Stored records.
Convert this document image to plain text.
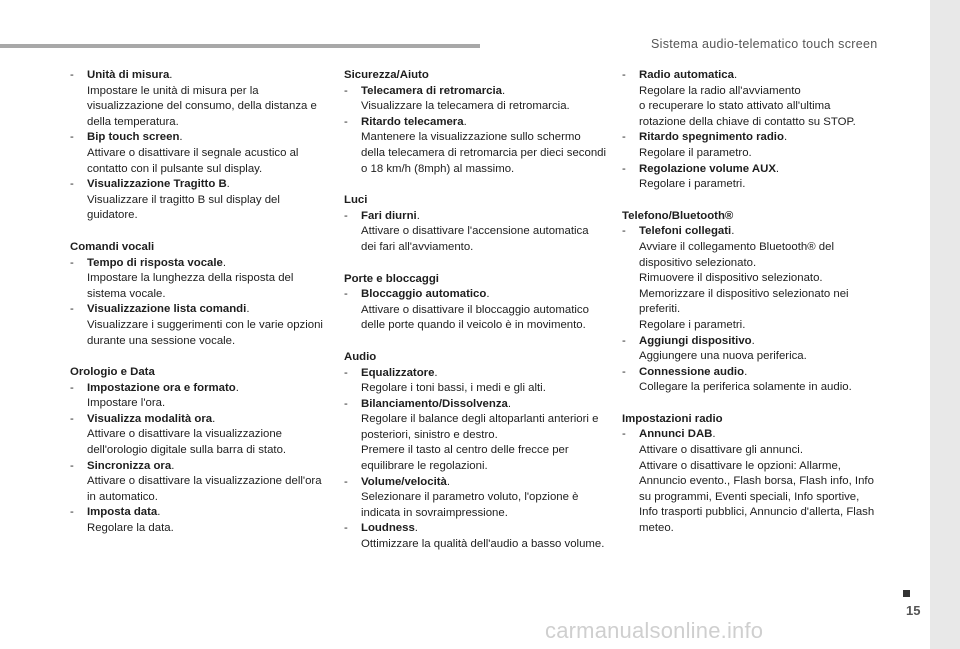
Sistema audio-telematico touch screen
15
carmanualsonline.info
- Unità di misura.
Impostare le unità di misura per la visualizzazione del consumo, della distanza e della temperatura.
- Bip touch screen.
Attivare o disattivare il segnale acustico al contatto con il pulsante sul display.
- Visualizzazione Tragitto B.
Visualizzare il tragitto B sul display del guidatore.
Comandi vocali
- Tempo di risposta vocale.
Impostare la lunghezza della risposta del sistema vocale.
- Visualizzazione lista comandi.
Visualizzare i suggerimenti con le varie opzioni durante una sessione vocale.
Orologio e Data
- Impostazione ora e formato.
Impostare l'ora.
- Visualizza modalità ora.
Attivare o disattivare la visualizzazione dell'orologio digitale sulla barra di stato.
- Sincronizza ora.
Attivare o disattivare la visualizzazione dell'ora in automatico.
- Imposta data.
Regolare la data.
Sicurezza/Aiuto
- Telecamera di retromarcia.
Visualizzare la telecamera di retromarcia.
- Ritardo telecamera.
Mantenere la visualizzazione sullo schermo della telecamera di retromarcia per dieci secondi o 18 km/h (8mph) al massimo.
Luci
- Fari diurni.
Attivare o disattivare l'accensione automatica dei fari all'avviamento.
Porte e bloccaggi
- Bloccaggio automatico.
Attivare o disattivare il bloccaggio automatico delle porte quando il veicolo è in movimento.
Audio
- Equalizzatore.
Regolare i toni bassi, i medi e gli alti.
- Bilanciamento/Dissolvenza.
Regolare il balance degli altoparlanti anteriori e posteriori, sinistro e destro.
Premere il tasto al centro delle frecce per equilibrare le regolazioni.
- Volume/velocità.
Selezionare il parametro voluto, l'opzione è indicata in sovraimpressione.
- Loudness.
Ottimizzare la qualità dell'audio a basso volume.
- Radio automatica.
Regolare la radio all'avviamento
o recuperare lo stato attivato all'ultima rotazione della chiave di contatto su STOP.
- Ritardo spegnimento radio.
Regolare il parametro.
- Regolazione volume AUX.
Regolare i parametri.
Telefono/Bluetooth®
- Telefoni collegati.
Avviare il collegamento Bluetooth® del dispositivo selezionato.
Rimuovere il dispositivo selezionato.
Memorizzare il dispositivo selezionato nei preferiti.
Regolare i parametri.
- Aggiungi dispositivo.
Aggiungere una nuova periferica.
- Connessione audio.
Collegare la periferica solamente in audio.
Impostazioni radio
- Annunci DAB.
Attivare o disattivare gli annunci.
Attivare o disattivare le opzioni: Allarme, Annuncio evento., Flash borsa, Flash info, Info su programmi, Eventi speciali, Info sportive, Info trasporti pubblici, Annuncio d'allerta, Flash meteo.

GOAL. What is the number of lines above that contain "Visualizzare"? Answer with that number only.

COMPLETE RESPONSE. 3